--- start of DATA LINES ---
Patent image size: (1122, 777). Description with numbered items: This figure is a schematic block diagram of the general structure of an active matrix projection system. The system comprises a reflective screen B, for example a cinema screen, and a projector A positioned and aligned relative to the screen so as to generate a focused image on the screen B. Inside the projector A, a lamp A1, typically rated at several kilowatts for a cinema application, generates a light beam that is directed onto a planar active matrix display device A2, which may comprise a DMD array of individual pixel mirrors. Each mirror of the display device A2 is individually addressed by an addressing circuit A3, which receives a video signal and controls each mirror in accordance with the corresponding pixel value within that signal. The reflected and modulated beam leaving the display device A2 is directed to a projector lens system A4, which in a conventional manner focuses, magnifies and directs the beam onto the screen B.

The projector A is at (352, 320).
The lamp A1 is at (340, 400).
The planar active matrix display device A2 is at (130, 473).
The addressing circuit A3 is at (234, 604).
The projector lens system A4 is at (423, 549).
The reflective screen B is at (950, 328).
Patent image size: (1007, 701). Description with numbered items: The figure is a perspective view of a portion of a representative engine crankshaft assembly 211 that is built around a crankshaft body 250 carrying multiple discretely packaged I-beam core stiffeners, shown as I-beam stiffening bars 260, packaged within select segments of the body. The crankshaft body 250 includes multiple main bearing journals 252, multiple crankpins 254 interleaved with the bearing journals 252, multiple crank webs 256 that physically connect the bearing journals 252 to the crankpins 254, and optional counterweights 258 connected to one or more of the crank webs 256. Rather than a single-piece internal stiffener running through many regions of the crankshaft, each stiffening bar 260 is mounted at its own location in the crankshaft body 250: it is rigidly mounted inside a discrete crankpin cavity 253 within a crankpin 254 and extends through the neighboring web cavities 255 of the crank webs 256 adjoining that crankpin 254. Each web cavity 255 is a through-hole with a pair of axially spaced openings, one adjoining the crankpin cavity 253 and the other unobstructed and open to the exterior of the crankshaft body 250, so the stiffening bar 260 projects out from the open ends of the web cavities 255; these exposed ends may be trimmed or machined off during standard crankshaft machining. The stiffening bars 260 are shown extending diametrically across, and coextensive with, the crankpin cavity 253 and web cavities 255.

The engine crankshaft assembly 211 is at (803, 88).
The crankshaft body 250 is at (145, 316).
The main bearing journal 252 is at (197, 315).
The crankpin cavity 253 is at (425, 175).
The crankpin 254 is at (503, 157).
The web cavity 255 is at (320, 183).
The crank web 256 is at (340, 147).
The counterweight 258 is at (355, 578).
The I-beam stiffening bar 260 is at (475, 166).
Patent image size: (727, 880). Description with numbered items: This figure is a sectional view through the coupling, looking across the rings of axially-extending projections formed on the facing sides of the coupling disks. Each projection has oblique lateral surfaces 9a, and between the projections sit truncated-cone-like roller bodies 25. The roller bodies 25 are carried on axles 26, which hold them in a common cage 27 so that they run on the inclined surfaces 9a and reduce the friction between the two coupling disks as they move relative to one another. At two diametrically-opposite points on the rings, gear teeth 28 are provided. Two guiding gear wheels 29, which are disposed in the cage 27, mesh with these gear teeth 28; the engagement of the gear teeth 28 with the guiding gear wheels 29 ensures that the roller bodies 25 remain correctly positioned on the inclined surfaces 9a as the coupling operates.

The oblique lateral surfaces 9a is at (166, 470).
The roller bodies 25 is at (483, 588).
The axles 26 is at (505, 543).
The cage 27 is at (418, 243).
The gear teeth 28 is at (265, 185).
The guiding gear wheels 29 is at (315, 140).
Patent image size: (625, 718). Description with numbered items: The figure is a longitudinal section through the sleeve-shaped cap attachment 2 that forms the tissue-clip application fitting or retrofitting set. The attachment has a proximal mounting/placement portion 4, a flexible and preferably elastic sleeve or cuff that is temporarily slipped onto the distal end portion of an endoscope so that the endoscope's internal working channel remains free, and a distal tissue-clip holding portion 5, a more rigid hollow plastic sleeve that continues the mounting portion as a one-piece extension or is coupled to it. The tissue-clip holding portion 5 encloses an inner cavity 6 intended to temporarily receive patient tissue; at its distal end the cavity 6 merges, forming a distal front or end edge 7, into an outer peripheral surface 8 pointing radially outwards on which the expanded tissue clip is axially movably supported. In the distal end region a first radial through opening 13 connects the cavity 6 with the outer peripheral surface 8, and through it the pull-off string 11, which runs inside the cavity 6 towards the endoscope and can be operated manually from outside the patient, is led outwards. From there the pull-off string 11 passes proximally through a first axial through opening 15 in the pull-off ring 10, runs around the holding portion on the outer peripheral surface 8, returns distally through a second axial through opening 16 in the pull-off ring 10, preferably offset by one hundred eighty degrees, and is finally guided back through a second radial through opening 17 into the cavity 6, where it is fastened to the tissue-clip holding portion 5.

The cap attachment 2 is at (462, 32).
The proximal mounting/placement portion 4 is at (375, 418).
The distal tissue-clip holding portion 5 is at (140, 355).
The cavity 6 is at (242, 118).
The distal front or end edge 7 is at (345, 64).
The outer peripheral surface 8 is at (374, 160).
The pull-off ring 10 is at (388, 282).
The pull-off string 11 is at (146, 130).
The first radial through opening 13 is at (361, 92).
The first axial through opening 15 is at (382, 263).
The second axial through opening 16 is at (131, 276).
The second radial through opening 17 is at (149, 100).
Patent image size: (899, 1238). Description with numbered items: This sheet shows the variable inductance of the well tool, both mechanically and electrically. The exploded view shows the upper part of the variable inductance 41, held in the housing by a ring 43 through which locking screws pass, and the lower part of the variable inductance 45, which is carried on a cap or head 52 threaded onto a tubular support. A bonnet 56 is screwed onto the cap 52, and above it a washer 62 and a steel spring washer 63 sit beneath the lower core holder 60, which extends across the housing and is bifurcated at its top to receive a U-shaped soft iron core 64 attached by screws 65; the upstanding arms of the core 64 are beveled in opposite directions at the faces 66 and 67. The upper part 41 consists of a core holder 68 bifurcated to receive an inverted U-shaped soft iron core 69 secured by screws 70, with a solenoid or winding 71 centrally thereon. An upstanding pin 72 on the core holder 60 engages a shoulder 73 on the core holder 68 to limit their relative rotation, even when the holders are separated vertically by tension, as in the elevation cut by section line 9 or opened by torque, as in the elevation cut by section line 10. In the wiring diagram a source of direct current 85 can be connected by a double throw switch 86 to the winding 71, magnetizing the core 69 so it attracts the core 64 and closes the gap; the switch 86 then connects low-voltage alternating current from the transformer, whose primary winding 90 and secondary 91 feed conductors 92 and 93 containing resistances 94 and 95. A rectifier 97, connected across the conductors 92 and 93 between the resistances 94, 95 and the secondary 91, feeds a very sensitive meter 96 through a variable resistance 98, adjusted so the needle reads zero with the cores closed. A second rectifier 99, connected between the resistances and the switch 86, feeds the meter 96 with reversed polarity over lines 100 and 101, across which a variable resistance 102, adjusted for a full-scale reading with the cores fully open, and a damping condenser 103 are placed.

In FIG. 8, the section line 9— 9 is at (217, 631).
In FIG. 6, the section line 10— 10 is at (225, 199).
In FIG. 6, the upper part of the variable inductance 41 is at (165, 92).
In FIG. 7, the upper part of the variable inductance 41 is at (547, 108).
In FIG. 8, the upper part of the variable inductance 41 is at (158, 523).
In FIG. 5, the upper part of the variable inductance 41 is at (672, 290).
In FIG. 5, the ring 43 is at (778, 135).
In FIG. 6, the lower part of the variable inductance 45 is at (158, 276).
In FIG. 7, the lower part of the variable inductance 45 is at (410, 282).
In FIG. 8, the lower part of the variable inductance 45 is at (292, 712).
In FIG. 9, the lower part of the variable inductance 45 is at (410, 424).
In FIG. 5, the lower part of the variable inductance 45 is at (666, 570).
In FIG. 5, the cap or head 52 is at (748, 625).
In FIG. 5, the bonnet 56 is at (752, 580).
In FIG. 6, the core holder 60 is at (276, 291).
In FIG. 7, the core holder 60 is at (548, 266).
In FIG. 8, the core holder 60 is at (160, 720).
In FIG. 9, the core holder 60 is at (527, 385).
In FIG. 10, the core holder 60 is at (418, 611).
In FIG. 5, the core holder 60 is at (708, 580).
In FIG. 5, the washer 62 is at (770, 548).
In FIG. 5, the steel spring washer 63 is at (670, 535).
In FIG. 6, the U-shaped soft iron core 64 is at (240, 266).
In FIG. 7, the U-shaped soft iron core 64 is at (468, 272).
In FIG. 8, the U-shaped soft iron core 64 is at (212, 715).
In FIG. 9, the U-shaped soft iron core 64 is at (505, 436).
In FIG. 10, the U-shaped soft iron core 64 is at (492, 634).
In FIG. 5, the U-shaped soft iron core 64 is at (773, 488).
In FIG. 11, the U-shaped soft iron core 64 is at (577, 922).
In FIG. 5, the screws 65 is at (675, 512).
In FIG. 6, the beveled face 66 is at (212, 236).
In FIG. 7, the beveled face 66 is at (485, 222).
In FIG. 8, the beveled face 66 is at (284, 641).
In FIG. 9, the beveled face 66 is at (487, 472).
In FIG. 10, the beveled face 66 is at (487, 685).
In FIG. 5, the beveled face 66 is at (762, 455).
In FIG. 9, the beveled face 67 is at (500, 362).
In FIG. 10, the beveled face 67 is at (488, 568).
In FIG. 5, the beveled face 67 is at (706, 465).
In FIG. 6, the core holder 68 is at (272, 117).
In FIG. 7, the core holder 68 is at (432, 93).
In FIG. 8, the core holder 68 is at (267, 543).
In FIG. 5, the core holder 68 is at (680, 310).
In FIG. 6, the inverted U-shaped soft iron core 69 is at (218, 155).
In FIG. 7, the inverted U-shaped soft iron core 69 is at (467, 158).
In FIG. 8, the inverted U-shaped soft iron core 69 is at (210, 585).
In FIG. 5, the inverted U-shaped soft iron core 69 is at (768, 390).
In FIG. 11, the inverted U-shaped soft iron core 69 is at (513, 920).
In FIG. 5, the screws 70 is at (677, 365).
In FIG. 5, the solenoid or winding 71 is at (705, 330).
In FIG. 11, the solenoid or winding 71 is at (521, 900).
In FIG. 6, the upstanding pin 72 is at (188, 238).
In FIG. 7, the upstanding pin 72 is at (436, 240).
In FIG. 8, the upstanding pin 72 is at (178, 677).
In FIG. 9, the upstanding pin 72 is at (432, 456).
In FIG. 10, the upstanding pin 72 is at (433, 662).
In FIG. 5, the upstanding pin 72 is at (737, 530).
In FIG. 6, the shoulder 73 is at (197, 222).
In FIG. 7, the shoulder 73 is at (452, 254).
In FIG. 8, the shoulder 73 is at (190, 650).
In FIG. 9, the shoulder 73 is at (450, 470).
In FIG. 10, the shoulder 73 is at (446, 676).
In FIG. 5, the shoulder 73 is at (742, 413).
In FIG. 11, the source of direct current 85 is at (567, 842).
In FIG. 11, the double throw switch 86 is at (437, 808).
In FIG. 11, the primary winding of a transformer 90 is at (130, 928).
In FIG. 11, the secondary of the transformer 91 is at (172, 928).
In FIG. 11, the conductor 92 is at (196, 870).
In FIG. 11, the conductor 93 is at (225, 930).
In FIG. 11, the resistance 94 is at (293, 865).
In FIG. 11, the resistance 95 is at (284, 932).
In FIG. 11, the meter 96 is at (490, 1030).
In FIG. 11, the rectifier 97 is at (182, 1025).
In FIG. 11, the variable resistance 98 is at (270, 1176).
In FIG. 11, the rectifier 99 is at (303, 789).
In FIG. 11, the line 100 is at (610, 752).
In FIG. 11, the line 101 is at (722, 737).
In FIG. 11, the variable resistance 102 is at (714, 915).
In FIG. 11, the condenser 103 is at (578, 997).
--- end of DATA LINES ---
◆ TASK REQUIREMENTS: Copy the data word for word, from its first line through the line that contains "The reflective screen B is at (950, 328).".

◆ OUTPUT:
Patent image size: (1122, 777). Description with numbered items: This figure is a schematic block diagram of the general structure of an active matrix projection system. The system comprises a reflective screen B, for example a cinema screen, and a projector A positioned and aligned relative to the screen so as to generate a focused image on the screen B. Inside the projector A, a lamp A1, typically rated at several kilowatts for a cinema application, generates a light beam that is directed onto a planar active matrix display device A2, which may comprise a DMD array of individual pixel mirrors. Each mirror of the display device A2 is individually addressed by an addressing circuit A3, which receives a video signal and controls each mirror in accordance with the corresponding pixel value within that signal. The reflected and modulated beam leaving the display device A2 is directed to a projector lens system A4, which in a conventional manner focuses, magnifies and directs the beam onto the screen B.

The projector A is at (352, 320).
The lamp A1 is at (340, 400).
The planar active matrix display device A2 is at (130, 473).
The addressing circuit A3 is at (234, 604).
The projector lens system A4 is at (423, 549).
The reflective screen B is at (950, 328).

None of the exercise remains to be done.